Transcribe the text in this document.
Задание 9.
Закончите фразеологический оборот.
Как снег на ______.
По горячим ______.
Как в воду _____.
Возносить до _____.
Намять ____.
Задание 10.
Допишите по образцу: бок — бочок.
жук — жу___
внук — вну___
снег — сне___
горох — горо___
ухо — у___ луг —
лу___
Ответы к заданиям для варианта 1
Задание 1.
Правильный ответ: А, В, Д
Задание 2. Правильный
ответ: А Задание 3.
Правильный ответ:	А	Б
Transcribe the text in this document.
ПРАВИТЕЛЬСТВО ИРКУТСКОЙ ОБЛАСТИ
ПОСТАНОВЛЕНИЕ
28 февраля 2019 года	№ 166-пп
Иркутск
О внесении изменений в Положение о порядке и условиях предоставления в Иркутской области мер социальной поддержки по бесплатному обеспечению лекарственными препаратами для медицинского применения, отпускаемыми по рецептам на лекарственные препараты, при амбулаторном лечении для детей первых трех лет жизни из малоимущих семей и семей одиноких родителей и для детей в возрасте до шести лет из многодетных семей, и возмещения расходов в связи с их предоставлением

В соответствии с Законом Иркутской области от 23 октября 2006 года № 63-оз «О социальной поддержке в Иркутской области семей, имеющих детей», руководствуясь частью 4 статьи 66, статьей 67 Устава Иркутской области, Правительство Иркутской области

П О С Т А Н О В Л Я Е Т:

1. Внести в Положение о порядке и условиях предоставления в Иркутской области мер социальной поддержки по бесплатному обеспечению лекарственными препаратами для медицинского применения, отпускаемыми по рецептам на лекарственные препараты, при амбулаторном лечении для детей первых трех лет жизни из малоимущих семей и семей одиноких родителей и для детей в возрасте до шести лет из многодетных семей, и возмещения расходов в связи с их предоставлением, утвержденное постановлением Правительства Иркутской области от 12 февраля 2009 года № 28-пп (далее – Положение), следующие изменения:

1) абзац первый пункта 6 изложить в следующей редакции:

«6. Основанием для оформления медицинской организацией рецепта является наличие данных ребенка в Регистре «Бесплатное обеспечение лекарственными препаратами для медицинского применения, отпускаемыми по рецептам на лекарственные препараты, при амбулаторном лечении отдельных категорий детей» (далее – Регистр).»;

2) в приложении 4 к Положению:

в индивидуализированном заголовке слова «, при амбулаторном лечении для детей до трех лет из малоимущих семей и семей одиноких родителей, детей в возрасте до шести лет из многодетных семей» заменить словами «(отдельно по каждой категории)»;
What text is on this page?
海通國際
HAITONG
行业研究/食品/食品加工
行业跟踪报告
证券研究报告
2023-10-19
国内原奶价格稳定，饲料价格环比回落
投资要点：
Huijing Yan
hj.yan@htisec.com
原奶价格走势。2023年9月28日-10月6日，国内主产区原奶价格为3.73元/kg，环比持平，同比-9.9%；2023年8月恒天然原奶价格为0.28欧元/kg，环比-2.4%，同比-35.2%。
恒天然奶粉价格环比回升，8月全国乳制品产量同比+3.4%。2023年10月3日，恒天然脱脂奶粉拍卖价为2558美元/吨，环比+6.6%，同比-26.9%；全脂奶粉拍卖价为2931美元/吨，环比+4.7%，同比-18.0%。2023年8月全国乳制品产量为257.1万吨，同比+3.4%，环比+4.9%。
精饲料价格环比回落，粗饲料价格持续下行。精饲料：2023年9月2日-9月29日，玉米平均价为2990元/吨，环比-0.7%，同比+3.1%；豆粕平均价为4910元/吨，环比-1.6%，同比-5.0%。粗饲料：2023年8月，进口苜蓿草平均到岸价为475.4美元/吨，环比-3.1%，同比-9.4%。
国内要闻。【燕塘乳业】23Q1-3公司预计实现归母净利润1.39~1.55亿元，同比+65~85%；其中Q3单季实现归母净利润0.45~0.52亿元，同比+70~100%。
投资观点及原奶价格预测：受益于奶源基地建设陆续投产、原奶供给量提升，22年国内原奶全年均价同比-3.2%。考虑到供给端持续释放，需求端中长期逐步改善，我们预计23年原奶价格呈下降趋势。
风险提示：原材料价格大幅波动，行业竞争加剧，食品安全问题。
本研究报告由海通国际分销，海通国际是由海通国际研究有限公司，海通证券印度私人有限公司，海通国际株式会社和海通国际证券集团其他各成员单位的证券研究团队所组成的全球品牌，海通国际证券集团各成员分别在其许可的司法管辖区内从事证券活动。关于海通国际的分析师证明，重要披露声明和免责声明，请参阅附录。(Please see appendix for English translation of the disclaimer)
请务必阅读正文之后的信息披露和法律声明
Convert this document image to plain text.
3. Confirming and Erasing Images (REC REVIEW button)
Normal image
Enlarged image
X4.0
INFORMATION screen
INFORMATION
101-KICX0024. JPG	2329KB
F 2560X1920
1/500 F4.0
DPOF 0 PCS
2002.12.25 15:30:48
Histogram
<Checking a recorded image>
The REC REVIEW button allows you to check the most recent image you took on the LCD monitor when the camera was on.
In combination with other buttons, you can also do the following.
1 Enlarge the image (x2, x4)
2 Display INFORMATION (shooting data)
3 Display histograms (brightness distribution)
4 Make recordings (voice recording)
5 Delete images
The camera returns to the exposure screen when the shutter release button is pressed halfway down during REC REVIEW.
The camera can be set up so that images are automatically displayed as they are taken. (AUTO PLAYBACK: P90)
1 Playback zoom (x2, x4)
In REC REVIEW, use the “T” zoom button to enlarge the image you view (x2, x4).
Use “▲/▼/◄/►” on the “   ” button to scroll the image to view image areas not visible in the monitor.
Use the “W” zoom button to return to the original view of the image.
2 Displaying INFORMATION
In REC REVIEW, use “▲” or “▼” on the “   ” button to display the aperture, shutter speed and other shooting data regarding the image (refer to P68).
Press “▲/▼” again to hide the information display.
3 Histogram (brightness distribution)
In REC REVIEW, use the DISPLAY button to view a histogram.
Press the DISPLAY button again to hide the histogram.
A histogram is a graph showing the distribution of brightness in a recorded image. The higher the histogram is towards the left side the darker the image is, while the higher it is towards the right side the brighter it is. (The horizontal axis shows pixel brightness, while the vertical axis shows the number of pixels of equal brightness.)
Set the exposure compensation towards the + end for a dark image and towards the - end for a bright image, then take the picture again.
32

# # # # #

§ **Problem statement**: Go through the data above and find the lines with the word "zoom". Copy each of those lines.

§ **Full solution**:
1 Playback zoom (x2, x4)
In REC REVIEW, use the “T” zoom button to enlarge the image you view (x2, x4).
Use the “W” zoom button to return to the original view of the image.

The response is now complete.